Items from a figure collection
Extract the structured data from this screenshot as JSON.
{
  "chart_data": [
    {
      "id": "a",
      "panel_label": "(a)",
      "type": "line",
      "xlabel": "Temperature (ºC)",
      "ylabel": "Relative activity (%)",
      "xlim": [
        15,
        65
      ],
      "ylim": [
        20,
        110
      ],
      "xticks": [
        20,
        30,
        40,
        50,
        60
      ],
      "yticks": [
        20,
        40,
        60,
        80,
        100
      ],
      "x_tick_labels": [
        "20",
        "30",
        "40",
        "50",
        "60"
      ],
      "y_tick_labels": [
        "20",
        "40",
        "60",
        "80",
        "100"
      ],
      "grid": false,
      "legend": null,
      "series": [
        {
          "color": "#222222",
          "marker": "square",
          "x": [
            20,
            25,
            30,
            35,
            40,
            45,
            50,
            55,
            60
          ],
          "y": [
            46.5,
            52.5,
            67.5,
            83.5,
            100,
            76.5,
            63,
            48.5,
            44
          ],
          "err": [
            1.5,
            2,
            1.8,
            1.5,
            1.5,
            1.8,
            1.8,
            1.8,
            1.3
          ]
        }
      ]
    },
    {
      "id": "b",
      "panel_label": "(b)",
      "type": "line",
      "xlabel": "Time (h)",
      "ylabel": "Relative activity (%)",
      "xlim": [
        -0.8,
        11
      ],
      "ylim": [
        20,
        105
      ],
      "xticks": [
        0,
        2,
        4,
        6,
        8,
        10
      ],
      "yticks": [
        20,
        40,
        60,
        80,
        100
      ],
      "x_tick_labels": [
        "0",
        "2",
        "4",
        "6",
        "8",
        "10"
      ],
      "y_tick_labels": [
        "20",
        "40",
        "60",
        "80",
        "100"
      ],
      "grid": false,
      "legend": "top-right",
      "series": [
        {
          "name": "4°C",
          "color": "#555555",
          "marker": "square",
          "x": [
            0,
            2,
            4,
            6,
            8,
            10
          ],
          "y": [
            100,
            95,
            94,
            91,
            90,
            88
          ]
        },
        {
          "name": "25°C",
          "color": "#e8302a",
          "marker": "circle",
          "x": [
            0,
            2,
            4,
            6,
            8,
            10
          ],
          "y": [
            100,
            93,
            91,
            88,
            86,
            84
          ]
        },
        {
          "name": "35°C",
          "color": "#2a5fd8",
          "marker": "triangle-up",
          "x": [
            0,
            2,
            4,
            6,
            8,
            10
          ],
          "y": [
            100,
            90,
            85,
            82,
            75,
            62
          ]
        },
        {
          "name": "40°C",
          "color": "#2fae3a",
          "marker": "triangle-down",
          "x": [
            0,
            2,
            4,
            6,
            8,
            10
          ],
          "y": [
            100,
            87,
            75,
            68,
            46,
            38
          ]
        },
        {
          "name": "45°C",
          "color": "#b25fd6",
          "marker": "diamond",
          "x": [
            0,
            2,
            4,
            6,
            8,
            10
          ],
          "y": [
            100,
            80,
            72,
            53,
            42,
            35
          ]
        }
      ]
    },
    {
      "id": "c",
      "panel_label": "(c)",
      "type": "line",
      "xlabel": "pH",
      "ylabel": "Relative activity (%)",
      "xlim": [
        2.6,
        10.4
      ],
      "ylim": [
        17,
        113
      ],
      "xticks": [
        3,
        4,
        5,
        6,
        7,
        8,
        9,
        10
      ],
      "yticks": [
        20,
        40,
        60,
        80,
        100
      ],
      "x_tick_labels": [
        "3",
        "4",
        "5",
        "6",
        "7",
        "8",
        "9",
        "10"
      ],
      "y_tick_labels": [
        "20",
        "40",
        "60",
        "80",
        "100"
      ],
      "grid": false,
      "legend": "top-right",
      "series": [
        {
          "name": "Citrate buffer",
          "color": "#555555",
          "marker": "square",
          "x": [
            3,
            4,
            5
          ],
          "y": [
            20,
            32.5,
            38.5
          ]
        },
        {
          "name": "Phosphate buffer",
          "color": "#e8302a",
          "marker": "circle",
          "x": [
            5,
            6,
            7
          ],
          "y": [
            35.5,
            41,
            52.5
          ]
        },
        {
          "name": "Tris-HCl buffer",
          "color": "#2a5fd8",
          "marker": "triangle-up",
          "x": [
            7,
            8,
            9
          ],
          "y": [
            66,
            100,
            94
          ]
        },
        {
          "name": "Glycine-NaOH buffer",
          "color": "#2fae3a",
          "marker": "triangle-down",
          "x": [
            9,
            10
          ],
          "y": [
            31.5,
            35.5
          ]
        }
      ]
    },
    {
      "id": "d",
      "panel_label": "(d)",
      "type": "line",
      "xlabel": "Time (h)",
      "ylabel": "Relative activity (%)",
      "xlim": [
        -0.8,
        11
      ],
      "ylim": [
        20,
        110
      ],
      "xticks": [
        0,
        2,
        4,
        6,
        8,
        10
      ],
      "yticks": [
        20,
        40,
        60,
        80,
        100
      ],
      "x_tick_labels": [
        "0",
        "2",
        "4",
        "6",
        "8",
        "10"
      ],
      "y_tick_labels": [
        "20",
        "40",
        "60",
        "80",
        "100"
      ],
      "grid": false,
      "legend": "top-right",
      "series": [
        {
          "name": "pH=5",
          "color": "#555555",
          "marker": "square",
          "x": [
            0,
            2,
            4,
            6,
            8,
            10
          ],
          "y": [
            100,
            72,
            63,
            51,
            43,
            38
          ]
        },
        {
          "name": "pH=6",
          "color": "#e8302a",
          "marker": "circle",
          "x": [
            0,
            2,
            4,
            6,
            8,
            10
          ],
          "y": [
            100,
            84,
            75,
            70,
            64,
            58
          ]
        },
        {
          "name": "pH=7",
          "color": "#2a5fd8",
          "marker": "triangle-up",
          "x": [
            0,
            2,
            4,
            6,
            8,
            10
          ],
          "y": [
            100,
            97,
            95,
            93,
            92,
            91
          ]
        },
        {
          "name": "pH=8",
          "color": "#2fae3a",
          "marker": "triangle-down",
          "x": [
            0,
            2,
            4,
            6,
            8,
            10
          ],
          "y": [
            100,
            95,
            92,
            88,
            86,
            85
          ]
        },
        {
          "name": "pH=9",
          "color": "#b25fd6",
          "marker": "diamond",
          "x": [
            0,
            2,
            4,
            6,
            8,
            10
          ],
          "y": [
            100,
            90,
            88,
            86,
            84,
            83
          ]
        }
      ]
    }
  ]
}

**SET TASK**
Every line above needs to be retyped exactly.

**COMPLETED TASK**
Extract the structured data from this screenshot as JSON.
{
  "chart_data": [
    {
      "id": "a",
      "panel_label": "(a)",
      "type": "line",
      "xlabel": "Temperature (ºC)",
      "ylabel": "Relative activity (%)",
      "xlim": [
        15,
        65
      ],
      "ylim": [
        20,
        110
      ],
      "xticks": [
        20,
        30,
        40,
        50,
        60
      ],
      "yticks": [
        20,
        40,
        60,
        80,
        100
      ],
      "x_tick_labels": [
        "20",
        "30",
        "40",
        "50",
        "60"
      ],
      "y_tick_labels": [
        "20",
        "40",
        "60",
        "80",
        "100"
      ],
      "grid": false,
      "legend": null,
      "series": [
        {
          "color": "#222222",
          "marker": "square",
          "x": [
            20,
            25,
            30,
            35,
            40,
            45,
            50,
            55,
            60
          ],
          "y": [
            46.5,
            52.5,
            67.5,
            83.5,
            100,
            76.5,
            63,
            48.5,
            44
          ],
          "err": [
            1.5,
            2,
            1.8,
            1.5,
            1.5,
            1.8,
            1.8,
            1.8,
            1.3
          ]
        }
      ]
    },
    {
      "id": "b",
      "panel_label": "(b)",
      "type": "line",
      "xlabel": "Time (h)",
      "ylabel": "Relative activity (%)",
      "xlim": [
        -0.8,
        11
      ],
      "ylim": [
        20,
        105
      ],
      "xticks": [
        0,
        2,
        4,
        6,
        8,
        10
      ],
      "yticks": [
        20,
        40,
        60,
        80,
        100
      ],
      "x_tick_labels": [
        "0",
        "2",
        "4",
        "6",
        "8",
        "10"
      ],
      "y_tick_labels": [
        "20",
        "40",
        "60",
        "80",
        "100"
      ],
      "grid": false,
      "legend": "top-right",
      "series": [
        {
          "name": "4°C",
          "color": "#555555",
          "marker": "square",
          "x": [
            0,
            2,
            4,
            6,
            8,
            10
          ],
          "y": [
            100,
            95,
            94,
            91,
            90,
            88
          ]
        },
        {
          "name": "25°C",
          "color": "#e8302a",
          "marker": "circle",
          "x": [
            0,
            2,
            4,
            6,
            8,
            10
          ],
          "y": [
            100,
            93,
            91,
            88,
            86,
            84
          ]
        },
        {
          "name": "35°C",
          "color": "#2a5fd8",
          "marker": "triangle-up",
          "x": [
            0,
            2,
            4,
            6,
            8,
            10
          ],
          "y": [
            100,
            90,
            85,
            82,
            75,
            62
          ]
        },
        {
          "name": "40°C",
          "color": "#2fae3a",
          "marker": "triangle-down",
          "x": [
            0,
            2,
            4,
            6,
            8,
            10
          ],
          "y": [
            100,
            87,
            75,
            68,
            46,
            38
          ]
        },
        {
          "name": "45°C",
          "color": "#b25fd6",
          "marker": "diamond",
          "x": [
            0,
            2,
            4,
            6,
            8,
            10
          ],
          "y": [
            100,
            80,
            72,
            53,
            42,
            35
          ]
        }
      ]
    },
    {
      "id": "c",
      "panel_label": "(c)",
      "type": "line",
      "xlabel": "pH",
      "ylabel": "Relative activity (%)",
      "xlim": [
        2.6,
        10.4
      ],
      "ylim": [
        17,
        113
      ],
      "xticks": [
        3,
        4,
        5,
        6,
        7,
        8,
        9,
        10
      ],
      "yticks": [
        20,
        40,
        60,
        80,
        100
      ],
      "x_tick_labels": [
        "3",
        "4",
        "5",
        "6",
        "7",
        "8",
        "9",
        "10"
      ],
      "y_tick_labels": [
        "20",
        "40",
        "60",
        "80",
        "100"
      ],
      "grid": false,
      "legend": "top-right",
      "series": [
        {
          "name": "Citrate buffer",
          "color": "#555555",
          "marker": "square",
          "x": [
            3,
            4,
            5
          ],
          "y": [
            20,
            32.5,
            38.5
          ]
        },
        {
          "name": "Phosphate buffer",
          "color": "#e8302a",
          "marker": "circle",
          "x": [
            5,
            6,
            7
          ],
          "y": [
            35.5,
            41,
            52.5
          ]
        },
        {
          "name": "Tris-HCl buffer",
          "color": "#2a5fd8",
          "marker": "triangle-up",
          "x": [
            7,
            8,
            9
          ],
          "y": [
            66,
            100,
            94
          ]
        },
        {
          "name": "Glycine-NaOH buffer",
          "color": "#2fae3a",
          "marker": "triangle-down",
          "x": [
            9,
            10
          ],
          "y": [
            31.5,
            35.5
          ]
        }
      ]
    },
    {
      "id": "d",
      "panel_label": "(d)",
      "type": "line",
      "xlabel": "Time (h)",
      "ylabel": "Relative activity (%)",
      "xlim": [
        -0.8,
        11
      ],
      "ylim": [
        20,
        110
      ],
      "xticks": [
        0,
        2,
        4,
        6,
        8,
        10
      ],
      "yticks": [
        20,
        40,
        60,
        80,
        100
      ],
      "x_tick_labels": [
        "0",
        "2",
        "4",
        "6",
        "8",
        "10"
      ],
      "y_tick_labels": [
        "20",
        "40",
        "60",
        "80",
        "100"
      ],
      "grid": false,
      "legend": "top-right",
      "series": [
        {
          "name": "pH=5",
          "color": "#555555",
          "marker": "square",
          "x": [
            0,
            2,
            4,
            6,
            8,
            10
          ],
          "y": [
            100,
            72,
            63,
            51,
            43,
            38
          ]
        },
        {
          "name": "pH=6",
          "color": "#e8302a",
          "marker": "circle",
          "x": [
            0,
            2,
            4,
            6,
            8,
            10
          ],
          "y": [
            100,
            84,
            75,
            70,
            64,
            58
          ]
        },
        {
          "name": "pH=7",
          "color": "#2a5fd8",
          "marker": "triangle-up",
          "x": [
            0,
            2,
            4,
            6,
            8,
            10
          ],
          "y": [
            100,
            97,
            95,
            93,
            92,
            91
          ]
        },
        {
          "name": "pH=8",
          "color": "#2fae3a",
          "marker": "triangle-down",
          "x": [
            0,
            2,
            4,
            6,
            8,
            10
          ],
          "y": [
            100,
            95,
            92,
            88,
            86,
            85
          ]
        },
        {
          "name": "pH=9",
          "color": "#b25fd6",
          "marker": "diamond",
          "x": [
            0,
            2,
            4,
            6,
            8,
            10
          ],
          "y": [
            100,
            90,
            88,
            86,
            84,
            83
          ]
        }
      ]
    }
  ]
}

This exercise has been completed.